>> Start GIVEN INFORMATION

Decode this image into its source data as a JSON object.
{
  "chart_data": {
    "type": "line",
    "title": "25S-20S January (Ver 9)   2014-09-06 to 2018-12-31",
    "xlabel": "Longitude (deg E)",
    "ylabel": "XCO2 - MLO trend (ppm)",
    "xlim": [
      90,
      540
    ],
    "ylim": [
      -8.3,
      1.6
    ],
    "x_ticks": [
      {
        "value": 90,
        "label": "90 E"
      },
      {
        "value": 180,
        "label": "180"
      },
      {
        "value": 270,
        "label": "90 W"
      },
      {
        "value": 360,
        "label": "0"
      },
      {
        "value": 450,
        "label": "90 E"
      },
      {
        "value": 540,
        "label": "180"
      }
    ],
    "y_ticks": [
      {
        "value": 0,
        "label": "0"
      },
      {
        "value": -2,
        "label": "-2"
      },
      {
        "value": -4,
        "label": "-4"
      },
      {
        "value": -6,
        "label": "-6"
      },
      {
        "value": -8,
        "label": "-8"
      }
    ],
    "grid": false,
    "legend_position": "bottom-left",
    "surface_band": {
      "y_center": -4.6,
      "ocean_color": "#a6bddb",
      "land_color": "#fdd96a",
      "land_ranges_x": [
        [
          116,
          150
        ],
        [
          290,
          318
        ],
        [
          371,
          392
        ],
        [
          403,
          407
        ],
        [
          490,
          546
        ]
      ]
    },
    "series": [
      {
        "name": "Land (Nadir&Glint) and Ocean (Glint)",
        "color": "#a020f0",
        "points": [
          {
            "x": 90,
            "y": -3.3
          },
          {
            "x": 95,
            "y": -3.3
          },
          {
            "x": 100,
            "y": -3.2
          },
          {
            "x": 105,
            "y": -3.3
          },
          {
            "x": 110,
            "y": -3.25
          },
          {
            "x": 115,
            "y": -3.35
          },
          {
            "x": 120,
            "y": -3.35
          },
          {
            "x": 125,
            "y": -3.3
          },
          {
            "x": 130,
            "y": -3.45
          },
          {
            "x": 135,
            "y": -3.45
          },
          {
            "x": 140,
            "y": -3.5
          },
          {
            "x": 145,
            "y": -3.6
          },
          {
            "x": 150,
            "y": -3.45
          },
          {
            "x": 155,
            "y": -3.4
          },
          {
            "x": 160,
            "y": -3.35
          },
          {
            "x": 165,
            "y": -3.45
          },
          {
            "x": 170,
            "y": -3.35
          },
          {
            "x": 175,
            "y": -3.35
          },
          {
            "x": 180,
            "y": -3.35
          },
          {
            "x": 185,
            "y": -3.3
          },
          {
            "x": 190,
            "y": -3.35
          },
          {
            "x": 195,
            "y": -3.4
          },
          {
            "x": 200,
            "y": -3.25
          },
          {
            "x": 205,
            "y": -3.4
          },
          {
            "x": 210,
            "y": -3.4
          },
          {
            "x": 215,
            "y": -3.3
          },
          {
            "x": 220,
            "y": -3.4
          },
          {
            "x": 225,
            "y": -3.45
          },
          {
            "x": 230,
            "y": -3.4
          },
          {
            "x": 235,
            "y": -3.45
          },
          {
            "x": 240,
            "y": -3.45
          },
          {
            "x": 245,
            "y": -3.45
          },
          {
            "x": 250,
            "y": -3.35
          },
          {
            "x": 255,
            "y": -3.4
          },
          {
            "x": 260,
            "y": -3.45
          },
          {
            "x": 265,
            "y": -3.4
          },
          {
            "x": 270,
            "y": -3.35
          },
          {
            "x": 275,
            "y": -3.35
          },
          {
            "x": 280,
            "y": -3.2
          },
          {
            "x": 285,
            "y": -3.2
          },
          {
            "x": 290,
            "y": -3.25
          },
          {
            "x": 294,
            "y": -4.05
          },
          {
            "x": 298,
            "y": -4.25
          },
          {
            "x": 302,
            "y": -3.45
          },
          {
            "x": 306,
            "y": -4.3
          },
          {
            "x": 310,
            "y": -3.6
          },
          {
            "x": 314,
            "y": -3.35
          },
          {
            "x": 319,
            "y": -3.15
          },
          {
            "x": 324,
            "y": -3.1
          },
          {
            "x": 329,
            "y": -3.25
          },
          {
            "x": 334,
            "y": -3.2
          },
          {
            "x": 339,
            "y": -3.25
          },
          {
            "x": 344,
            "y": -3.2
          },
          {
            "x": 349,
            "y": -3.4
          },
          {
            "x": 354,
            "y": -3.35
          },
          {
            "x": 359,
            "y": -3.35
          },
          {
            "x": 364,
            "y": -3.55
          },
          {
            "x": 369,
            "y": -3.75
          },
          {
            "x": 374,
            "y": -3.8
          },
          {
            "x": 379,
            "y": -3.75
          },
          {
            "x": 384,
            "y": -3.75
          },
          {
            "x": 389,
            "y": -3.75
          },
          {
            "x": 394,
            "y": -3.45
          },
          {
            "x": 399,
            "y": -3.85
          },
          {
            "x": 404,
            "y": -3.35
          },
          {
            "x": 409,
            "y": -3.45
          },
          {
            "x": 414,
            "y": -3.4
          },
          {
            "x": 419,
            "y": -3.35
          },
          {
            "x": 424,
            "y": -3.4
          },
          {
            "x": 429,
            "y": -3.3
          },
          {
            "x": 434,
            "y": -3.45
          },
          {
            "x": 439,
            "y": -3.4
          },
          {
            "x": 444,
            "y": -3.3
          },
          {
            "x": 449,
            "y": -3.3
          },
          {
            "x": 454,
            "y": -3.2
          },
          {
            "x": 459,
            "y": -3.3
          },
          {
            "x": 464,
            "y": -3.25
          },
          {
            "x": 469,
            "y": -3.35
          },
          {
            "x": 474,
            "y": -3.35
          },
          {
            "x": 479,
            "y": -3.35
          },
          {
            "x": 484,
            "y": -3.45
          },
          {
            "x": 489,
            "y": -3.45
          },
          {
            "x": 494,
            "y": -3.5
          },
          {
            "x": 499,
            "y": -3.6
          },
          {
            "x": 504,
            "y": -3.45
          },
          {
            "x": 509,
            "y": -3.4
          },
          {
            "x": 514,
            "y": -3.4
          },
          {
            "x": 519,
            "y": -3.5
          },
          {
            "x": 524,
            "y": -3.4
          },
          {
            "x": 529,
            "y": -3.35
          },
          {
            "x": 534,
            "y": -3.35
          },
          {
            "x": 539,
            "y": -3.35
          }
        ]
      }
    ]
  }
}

>> End GIVEN INFORMATION

WHAT YOU ARE ASKED TO DO → Provide only the count of lines in the data above that include the string "value".

ANSWER TO THE PROBLEM → 11